Part of a data file:
┌──
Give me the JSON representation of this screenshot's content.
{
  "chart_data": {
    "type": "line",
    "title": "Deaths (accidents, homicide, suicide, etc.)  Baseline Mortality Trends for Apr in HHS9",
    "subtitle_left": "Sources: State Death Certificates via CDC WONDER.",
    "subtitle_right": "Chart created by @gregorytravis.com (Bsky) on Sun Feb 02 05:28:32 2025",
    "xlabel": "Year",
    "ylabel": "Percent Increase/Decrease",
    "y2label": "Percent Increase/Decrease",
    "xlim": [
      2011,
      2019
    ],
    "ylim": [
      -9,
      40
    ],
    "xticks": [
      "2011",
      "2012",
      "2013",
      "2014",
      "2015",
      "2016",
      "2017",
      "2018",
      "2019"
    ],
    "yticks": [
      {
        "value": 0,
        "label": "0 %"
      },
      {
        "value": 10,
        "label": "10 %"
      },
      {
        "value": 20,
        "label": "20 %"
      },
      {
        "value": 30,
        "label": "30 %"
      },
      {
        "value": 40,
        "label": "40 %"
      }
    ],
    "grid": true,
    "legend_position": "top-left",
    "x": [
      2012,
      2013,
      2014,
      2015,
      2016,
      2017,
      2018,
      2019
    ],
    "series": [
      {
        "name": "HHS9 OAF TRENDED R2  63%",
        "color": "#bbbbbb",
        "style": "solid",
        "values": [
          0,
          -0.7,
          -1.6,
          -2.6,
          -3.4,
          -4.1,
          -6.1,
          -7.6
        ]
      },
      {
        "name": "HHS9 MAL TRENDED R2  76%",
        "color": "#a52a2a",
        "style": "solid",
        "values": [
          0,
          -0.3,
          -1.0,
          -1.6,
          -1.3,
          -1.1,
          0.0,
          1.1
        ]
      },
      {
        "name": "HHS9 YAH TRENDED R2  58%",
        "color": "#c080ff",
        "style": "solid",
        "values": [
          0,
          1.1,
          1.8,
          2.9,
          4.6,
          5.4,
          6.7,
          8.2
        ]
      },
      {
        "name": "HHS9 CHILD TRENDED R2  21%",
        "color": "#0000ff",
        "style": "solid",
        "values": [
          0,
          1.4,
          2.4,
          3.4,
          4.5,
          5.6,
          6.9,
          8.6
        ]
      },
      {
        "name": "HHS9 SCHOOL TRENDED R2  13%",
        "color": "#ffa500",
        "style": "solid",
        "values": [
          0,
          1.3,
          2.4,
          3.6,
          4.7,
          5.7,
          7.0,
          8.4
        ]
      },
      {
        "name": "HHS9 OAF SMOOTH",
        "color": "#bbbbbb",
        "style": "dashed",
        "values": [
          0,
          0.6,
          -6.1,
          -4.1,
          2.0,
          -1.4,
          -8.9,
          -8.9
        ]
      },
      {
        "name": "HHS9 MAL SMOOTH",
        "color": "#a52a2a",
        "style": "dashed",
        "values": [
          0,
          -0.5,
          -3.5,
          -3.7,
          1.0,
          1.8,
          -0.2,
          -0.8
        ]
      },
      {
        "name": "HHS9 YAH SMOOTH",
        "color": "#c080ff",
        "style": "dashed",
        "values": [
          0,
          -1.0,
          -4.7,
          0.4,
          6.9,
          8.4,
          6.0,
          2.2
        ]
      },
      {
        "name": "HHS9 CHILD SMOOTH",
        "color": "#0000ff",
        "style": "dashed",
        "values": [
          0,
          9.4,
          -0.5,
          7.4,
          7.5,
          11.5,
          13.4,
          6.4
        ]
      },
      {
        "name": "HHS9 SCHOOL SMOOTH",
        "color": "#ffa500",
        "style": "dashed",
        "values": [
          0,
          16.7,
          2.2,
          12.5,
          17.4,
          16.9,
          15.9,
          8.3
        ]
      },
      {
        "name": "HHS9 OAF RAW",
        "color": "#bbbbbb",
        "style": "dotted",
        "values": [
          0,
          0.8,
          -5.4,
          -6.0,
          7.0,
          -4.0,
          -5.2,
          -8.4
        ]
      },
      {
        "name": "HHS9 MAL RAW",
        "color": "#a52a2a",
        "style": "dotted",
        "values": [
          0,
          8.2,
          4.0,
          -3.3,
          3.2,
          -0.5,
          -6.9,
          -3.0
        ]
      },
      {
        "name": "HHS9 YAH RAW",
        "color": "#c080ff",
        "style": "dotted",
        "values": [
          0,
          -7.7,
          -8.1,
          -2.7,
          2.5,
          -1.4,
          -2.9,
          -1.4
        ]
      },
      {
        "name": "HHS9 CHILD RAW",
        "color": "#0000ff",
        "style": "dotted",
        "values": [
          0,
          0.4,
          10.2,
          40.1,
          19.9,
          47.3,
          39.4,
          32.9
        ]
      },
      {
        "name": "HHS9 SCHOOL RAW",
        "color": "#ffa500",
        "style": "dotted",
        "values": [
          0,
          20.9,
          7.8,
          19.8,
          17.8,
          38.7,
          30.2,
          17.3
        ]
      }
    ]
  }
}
└──
What this task involves:
Repeat the records above in full, character for character.

Final answer:
Give me the JSON representation of this screenshot's content.
{
  "chart_data": {
    "type": "line",
    "title": "Deaths (accidents, homicide, suicide, etc.)  Baseline Mortality Trends for Apr in HHS9",
    "subtitle_left": "Sources: State Death Certificates via CDC WONDER.",
    "subtitle_right": "Chart created by @gregorytravis.com (Bsky) on Sun Feb 02 05:28:32 2025",
    "xlabel": "Year",
    "ylabel": "Percent Increase/Decrease",
    "y2label": "Percent Increase/Decrease",
    "xlim": [
      2011,
      2019
    ],
    "ylim": [
      -9,
      40
    ],
    "xticks": [
      "2011",
      "2012",
      "2013",
      "2014",
      "2015",
      "2016",
      "2017",
      "2018",
      "2019"
    ],
    "yticks": [
      {
        "value": 0,
        "label": "0 %"
      },
      {
        "value": 10,
        "label": "10 %"
      },
      {
        "value": 20,
        "label": "20 %"
      },
      {
        "value": 30,
        "label": "30 %"
      },
      {
        "value": 40,
        "label": "40 %"
      }
    ],
    "grid": true,
    "legend_position": "top-left",
    "x": [
      2012,
      2013,
      2014,
      2015,
      2016,
      2017,
      2018,
      2019
    ],
    "series": [
      {
        "name": "HHS9 OAF TRENDED R2  63%",
        "color": "#bbbbbb",
        "style": "solid",
        "values": [
          0,
          -0.7,
          -1.6,
          -2.6,
          -3.4,
          -4.1,
          -6.1,
          -7.6
        ]
      },
      {
        "name": "HHS9 MAL TRENDED R2  76%",
        "color": "#a52a2a",
        "style": "solid",
        "values": [
          0,
          -0.3,
          -1.0,
          -1.6,
          -1.3,
          -1.1,
          0.0,
          1.1
        ]
      },
      {
        "name": "HHS9 YAH TRENDED R2  58%",
        "color": "#c080ff",
        "style": "solid",
        "values": [
          0,
          1.1,
          1.8,
          2.9,
          4.6,
          5.4,
          6.7,
          8.2
        ]
      },
      {
        "name": "HHS9 CHILD TRENDED R2  21%",
        "color": "#0000ff",
        "style": "solid",
        "values": [
          0,
          1.4,
          2.4,
          3.4,
          4.5,
          5.6,
          6.9,
          8.6
        ]
      },
      {
        "name": "HHS9 SCHOOL TRENDED R2  13%",
        "color": "#ffa500",
        "style": "solid",
        "values": [
          0,
          1.3,
          2.4,
          3.6,
          4.7,
          5.7,
          7.0,
          8.4
        ]
      },
      {
        "name": "HHS9 OAF SMOOTH",
        "color": "#bbbbbb",
        "style": "dashed",
        "values": [
          0,
          0.6,
          -6.1,
          -4.1,
          2.0,
          -1.4,
          -8.9,
          -8.9
        ]
      },
      {
        "name": "HHS9 MAL SMOOTH",
        "color": "#a52a2a",
        "style": "dashed",
        "values": [
          0,
          -0.5,
          -3.5,
          -3.7,
          1.0,
          1.8,
          -0.2,
          -0.8
        ]
      },
      {
        "name": "HHS9 YAH SMOOTH",
        "color": "#c080ff",
        "style": "dashed",
        "values": [
          0,
          -1.0,
          -4.7,
          0.4,
          6.9,
          8.4,
          6.0,
          2.2
        ]
      },
      {
        "name": "HHS9 CHILD SMOOTH",
        "color": "#0000ff",
        "style": "dashed",
        "values": [
          0,
          9.4,
          -0.5,
          7.4,
          7.5,
          11.5,
          13.4,
          6.4
        ]
      },
      {
        "name": "HHS9 SCHOOL SMOOTH",
        "color": "#ffa500",
        "style": "dashed",
        "values": [
          0,
          16.7,
          2.2,
          12.5,
          17.4,
          16.9,
          15.9,
          8.3
        ]
      },
      {
        "name": "HHS9 OAF RAW",
        "color": "#bbbbbb",
        "style": "dotted",
        "values": [
          0,
          0.8,
          -5.4,
          -6.0,
          7.0,
          -4.0,
          -5.2,
          -8.4
        ]
      },
      {
        "name": "HHS9 MAL RAW",
        "color": "#a52a2a",
        "style": "dotted",
        "values": [
          0,
          8.2,
          4.0,
          -3.3,
          3.2,
          -0.5,
          -6.9,
          -3.0
        ]
      },
      {
        "name": "HHS9 YAH RAW",
        "color": "#c080ff",
        "style": "dotted",
        "values": [
          0,
          -7.7,
          -8.1,
          -2.7,
          2.5,
          -1.4,
          -2.9,
          -1.4
        ]
      },
      {
        "name": "HHS9 CHILD RAW",
        "color": "#0000ff",
        "style": "dotted",
        "values": [
          0,
          0.4,
          10.2,
          40.1,
          19.9,
          47.3,
          39.4,
          32.9
        ]
      },
      {
        "name": "HHS9 SCHOOL RAW",
        "color": "#ffa500",
        "style": "dotted",
        "values": [
          0,
          20.9,
          7.8,
          19.8,
          17.8,
          38.7,
          30.2,
          17.3
        ]
      }
    ]
  }
}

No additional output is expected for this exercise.